> _DO THIS_: Your task is to repeat the entries underneath exactly, minus the pictures.

(Some records)
──────────
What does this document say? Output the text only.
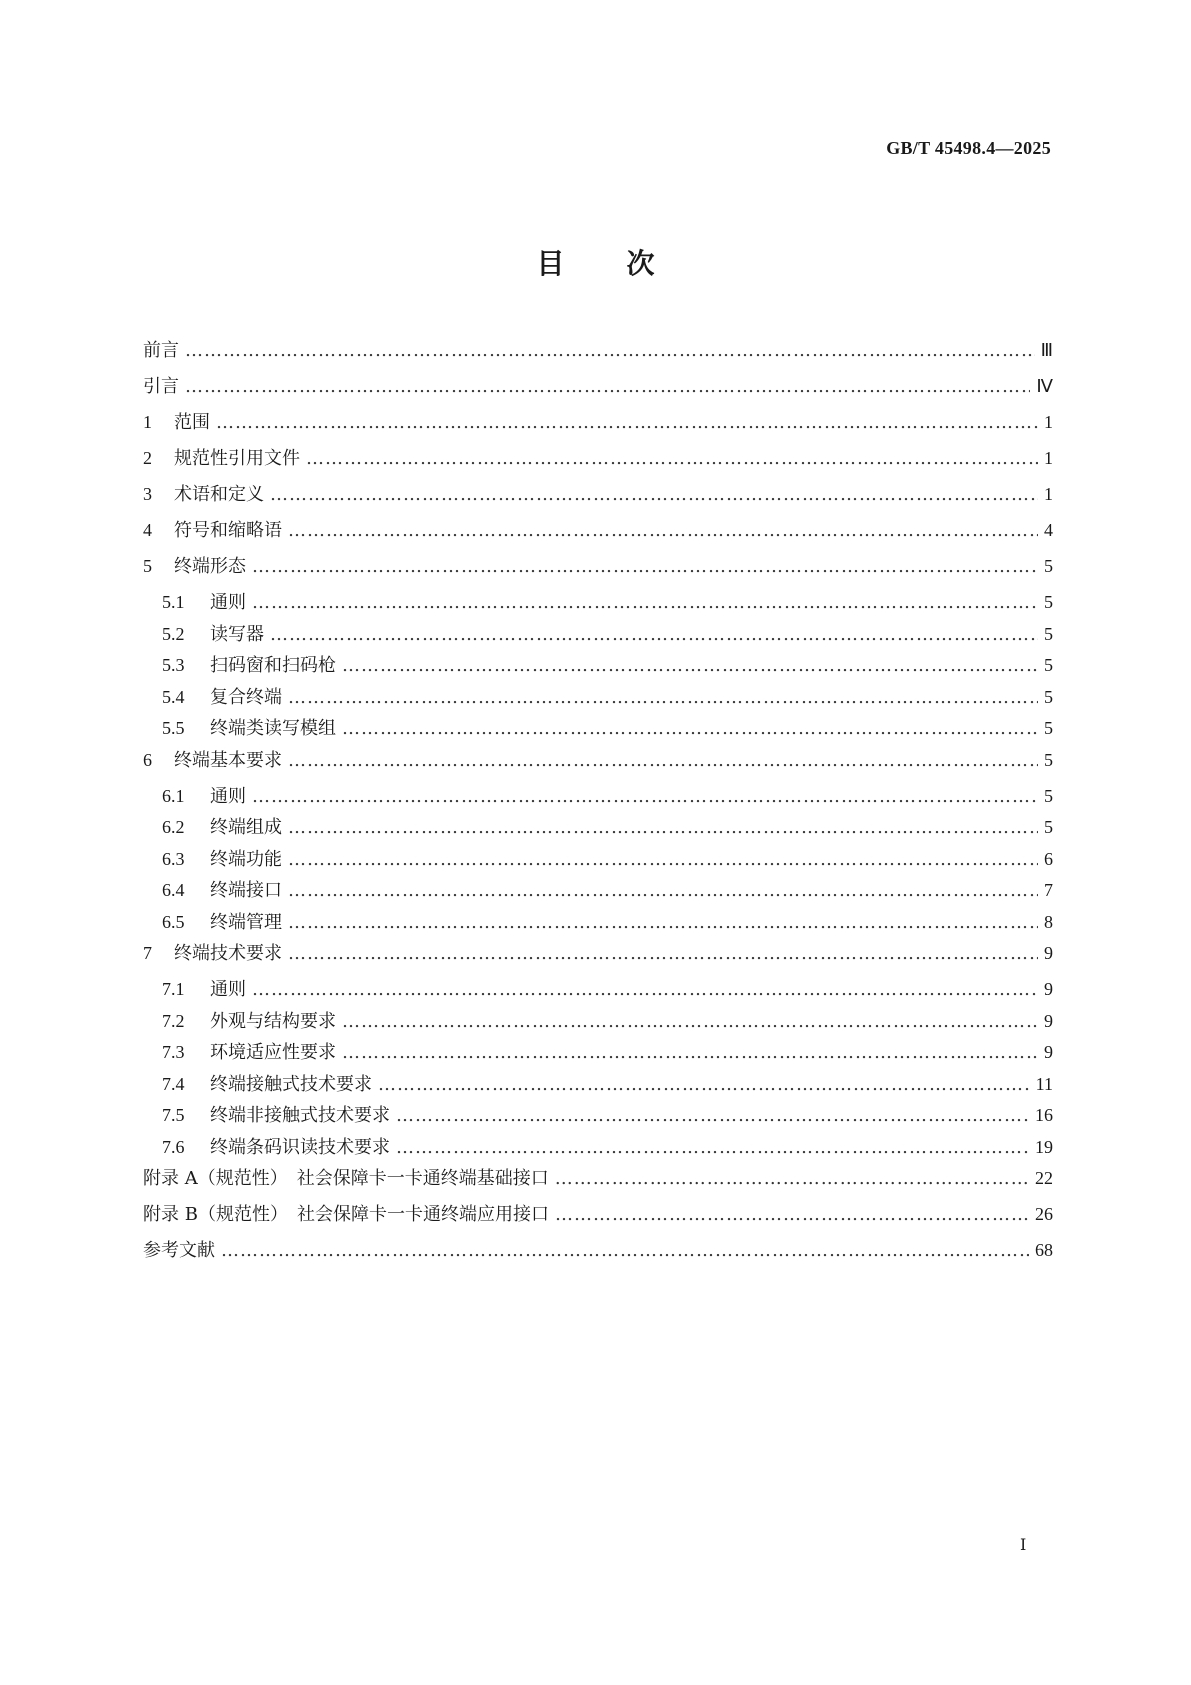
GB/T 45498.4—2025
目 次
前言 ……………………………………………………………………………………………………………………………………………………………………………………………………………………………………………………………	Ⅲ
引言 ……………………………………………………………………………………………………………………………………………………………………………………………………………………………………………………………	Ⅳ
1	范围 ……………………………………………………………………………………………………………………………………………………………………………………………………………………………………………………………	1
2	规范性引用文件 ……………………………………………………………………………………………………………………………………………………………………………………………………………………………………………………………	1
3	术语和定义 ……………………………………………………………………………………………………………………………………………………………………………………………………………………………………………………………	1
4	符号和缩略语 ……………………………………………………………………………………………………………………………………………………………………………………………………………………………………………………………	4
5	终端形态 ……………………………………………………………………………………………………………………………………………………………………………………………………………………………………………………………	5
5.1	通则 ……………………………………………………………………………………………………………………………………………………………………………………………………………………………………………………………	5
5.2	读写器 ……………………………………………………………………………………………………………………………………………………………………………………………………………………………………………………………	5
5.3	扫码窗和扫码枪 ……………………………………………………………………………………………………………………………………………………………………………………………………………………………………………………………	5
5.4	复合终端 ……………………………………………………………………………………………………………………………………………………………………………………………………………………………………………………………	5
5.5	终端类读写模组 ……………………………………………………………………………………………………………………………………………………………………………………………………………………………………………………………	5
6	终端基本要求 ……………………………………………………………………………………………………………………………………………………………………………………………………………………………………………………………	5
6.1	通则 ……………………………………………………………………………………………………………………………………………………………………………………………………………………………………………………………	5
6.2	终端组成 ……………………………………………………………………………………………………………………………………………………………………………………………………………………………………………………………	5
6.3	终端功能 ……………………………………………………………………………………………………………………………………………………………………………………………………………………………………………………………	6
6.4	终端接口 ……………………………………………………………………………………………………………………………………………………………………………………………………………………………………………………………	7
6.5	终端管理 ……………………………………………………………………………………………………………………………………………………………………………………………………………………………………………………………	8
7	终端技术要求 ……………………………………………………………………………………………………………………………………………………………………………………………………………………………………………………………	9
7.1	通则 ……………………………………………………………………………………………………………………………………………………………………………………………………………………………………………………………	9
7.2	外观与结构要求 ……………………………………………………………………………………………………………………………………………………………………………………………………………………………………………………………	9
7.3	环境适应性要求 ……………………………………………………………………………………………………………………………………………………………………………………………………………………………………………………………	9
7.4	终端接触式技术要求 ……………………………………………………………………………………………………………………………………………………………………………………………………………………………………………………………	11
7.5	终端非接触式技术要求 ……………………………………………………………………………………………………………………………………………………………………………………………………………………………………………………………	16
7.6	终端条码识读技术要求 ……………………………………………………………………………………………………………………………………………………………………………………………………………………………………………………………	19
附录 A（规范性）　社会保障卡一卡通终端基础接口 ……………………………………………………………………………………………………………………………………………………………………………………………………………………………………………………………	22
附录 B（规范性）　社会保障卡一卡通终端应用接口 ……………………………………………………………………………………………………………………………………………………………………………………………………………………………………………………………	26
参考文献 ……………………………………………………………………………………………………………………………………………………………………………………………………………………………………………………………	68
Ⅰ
──────────
> _SOLUTION BELOW_:
What does this document say? Output the text only.
GB/T 45498.4—2025
目 次
前言 ……………………………………………………………………………………………………………………………………………………………………………………………………………………………………………………………	Ⅲ
引言 ……………………………………………………………………………………………………………………………………………………………………………………………………………………………………………………………	Ⅳ
1	范围 ……………………………………………………………………………………………………………………………………………………………………………………………………………………………………………………………	1
2	规范性引用文件 ……………………………………………………………………………………………………………………………………………………………………………………………………………………………………………………………	1
3	术语和定义 ……………………………………………………………………………………………………………………………………………………………………………………………………………………………………………………………	1
4	符号和缩略语 ……………………………………………………………………………………………………………………………………………………………………………………………………………………………………………………………	4
5	终端形态 ……………………………………………………………………………………………………………………………………………………………………………………………………………………………………………………………	5
5.1	通则 ……………………………………………………………………………………………………………………………………………………………………………………………………………………………………………………………	5
5.2	读写器 ……………………………………………………………………………………………………………………………………………………………………………………………………………………………………………………………	5
5.3	扫码窗和扫码枪 ……………………………………………………………………………………………………………………………………………………………………………………………………………………………………………………………	5
5.4	复合终端 ……………………………………………………………………………………………………………………………………………………………………………………………………………………………………………………………	5
5.5	终端类读写模组 ……………………………………………………………………………………………………………………………………………………………………………………………………………………………………………………………	5
6	终端基本要求 ……………………………………………………………………………………………………………………………………………………………………………………………………………………………………………………………	5
6.1	通则 ……………………………………………………………………………………………………………………………………………………………………………………………………………………………………………………………	5
6.2	终端组成 ……………………………………………………………………………………………………………………………………………………………………………………………………………………………………………………………	5
6.3	终端功能 ……………………………………………………………………………………………………………………………………………………………………………………………………………………………………………………………	6
6.4	终端接口 ……………………………………………………………………………………………………………………………………………………………………………………………………………………………………………………………	7
6.5	终端管理 ……………………………………………………………………………………………………………………………………………………………………………………………………………………………………………………………	8
7	终端技术要求 ……………………………………………………………………………………………………………………………………………………………………………………………………………………………………………………………	9
7.1	通则 ……………………………………………………………………………………………………………………………………………………………………………………………………………………………………………………………	9
7.2	外观与结构要求 ……………………………………………………………………………………………………………………………………………………………………………………………………………………………………………………………	9
7.3	环境适应性要求 ……………………………………………………………………………………………………………………………………………………………………………………………………………………………………………………………	9
7.4	终端接触式技术要求 ……………………………………………………………………………………………………………………………………………………………………………………………………………………………………………………………	11
7.5	终端非接触式技术要求 ……………………………………………………………………………………………………………………………………………………………………………………………………………………………………………………………	16
7.6	终端条码识读技术要求 ……………………………………………………………………………………………………………………………………………………………………………………………………………………………………………………………	19
附录 A（规范性）　社会保障卡一卡通终端基础接口 ……………………………………………………………………………………………………………………………………………………………………………………………………………………………………………………………	22
附录 B（规范性）　社会保障卡一卡通终端应用接口 ……………………………………………………………………………………………………………………………………………………………………………………………………………………………………………………………	26
参考文献 ……………………………………………………………………………………………………………………………………………………………………………………………………………………………………………………………	68
Ⅰ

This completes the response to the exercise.